═════ Input records

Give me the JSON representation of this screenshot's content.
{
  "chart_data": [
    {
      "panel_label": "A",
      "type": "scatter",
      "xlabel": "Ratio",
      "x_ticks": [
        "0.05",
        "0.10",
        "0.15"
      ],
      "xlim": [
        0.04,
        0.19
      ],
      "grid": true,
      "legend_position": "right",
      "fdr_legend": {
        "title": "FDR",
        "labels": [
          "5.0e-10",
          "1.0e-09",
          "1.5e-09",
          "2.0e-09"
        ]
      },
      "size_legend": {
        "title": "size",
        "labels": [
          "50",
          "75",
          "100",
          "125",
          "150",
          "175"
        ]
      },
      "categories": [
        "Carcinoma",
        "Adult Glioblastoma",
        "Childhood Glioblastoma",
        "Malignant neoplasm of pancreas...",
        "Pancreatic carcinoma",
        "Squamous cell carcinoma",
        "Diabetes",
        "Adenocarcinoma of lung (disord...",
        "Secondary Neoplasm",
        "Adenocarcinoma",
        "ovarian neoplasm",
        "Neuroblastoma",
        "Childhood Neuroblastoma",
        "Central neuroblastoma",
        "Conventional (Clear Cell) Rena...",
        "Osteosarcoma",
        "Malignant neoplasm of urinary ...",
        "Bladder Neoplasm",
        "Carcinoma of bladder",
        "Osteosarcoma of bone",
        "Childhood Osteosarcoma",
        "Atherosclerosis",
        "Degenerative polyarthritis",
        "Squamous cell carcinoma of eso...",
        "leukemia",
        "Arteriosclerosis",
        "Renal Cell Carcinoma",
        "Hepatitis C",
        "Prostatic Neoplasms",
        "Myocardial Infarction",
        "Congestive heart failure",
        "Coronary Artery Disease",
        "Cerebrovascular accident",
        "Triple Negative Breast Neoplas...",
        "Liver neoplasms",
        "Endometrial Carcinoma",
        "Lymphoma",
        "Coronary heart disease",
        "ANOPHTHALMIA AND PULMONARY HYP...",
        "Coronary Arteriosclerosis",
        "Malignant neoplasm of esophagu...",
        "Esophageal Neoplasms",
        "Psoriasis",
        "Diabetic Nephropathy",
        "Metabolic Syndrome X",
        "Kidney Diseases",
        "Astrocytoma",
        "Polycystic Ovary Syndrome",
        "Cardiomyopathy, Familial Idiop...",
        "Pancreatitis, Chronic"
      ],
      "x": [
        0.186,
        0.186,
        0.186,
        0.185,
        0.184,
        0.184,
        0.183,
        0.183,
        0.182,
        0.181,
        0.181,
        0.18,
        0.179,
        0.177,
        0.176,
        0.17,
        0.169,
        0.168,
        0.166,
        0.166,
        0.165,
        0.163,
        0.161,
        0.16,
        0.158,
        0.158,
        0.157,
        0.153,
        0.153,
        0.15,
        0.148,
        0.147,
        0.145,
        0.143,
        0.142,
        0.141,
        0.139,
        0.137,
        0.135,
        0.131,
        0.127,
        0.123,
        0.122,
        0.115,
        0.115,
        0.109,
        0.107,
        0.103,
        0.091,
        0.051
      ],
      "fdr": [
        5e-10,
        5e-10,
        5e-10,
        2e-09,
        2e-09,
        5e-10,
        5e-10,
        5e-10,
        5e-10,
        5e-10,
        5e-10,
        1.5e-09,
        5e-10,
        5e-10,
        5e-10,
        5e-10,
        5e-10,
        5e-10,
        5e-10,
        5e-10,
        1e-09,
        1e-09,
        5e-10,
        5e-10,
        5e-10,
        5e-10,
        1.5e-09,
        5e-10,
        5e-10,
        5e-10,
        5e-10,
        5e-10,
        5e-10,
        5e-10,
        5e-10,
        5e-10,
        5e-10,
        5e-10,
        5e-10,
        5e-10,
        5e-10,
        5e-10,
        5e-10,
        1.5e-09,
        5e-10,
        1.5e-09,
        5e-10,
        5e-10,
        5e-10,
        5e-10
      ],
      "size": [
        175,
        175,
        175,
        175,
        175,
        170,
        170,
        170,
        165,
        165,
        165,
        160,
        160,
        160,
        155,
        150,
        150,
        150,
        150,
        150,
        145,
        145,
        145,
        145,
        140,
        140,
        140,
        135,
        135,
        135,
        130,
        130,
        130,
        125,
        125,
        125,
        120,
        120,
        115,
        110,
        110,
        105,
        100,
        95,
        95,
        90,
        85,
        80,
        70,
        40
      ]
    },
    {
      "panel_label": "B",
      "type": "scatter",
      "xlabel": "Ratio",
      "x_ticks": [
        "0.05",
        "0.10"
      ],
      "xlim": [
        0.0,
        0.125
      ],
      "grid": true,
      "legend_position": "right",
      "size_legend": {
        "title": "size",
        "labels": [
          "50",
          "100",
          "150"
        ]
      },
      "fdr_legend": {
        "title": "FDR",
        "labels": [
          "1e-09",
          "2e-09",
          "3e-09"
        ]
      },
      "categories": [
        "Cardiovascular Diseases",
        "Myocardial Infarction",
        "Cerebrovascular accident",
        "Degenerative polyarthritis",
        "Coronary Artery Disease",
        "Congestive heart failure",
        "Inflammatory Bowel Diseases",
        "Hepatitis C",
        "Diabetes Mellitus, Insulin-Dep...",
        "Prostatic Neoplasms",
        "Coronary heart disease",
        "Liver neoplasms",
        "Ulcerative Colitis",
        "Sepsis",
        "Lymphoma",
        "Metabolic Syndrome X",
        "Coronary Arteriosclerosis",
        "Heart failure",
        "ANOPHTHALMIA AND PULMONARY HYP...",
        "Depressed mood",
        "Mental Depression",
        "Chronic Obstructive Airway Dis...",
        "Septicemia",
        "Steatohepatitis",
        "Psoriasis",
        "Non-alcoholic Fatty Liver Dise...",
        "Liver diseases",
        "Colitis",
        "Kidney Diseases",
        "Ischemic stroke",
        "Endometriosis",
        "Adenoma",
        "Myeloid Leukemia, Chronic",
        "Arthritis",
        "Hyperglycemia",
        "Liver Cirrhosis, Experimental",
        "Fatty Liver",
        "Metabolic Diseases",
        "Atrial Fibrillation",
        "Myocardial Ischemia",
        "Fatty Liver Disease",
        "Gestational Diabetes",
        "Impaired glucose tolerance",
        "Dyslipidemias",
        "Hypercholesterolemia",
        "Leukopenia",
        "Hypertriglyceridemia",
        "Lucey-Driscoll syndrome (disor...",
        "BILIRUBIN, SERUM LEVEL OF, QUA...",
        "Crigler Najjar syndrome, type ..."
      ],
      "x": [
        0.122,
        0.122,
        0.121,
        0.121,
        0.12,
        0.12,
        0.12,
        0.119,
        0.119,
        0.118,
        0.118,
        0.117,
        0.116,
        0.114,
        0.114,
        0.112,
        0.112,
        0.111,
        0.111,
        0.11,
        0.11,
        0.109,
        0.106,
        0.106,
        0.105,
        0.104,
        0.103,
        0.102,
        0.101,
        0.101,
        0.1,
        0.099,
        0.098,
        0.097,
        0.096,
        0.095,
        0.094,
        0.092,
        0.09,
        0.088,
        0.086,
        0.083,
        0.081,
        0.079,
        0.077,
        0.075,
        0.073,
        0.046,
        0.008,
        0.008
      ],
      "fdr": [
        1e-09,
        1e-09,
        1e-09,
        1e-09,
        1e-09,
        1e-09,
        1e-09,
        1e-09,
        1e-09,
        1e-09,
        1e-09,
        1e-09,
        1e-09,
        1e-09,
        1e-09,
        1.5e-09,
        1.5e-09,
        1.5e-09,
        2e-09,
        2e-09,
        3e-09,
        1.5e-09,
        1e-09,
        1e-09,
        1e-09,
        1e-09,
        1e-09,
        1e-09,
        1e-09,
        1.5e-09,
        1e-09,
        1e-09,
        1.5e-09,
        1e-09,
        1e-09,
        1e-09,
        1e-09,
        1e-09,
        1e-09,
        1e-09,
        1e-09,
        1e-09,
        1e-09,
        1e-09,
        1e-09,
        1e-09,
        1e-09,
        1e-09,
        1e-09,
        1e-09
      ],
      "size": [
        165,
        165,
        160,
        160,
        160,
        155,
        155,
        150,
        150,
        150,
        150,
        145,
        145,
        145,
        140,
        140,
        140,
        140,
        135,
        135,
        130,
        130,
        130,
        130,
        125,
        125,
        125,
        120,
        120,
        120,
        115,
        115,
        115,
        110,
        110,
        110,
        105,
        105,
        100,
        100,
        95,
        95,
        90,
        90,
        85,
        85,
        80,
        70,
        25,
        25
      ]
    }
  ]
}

══════════

§ **Your goal**: Which lines hold the word "Malignant"? Copy each of them from the records.

§ **Task response**:
        "Malignant neoplasm of pancreas...",
        "Malignant neoplasm of urinary ...",
        "Malignant neoplasm of esophagu...",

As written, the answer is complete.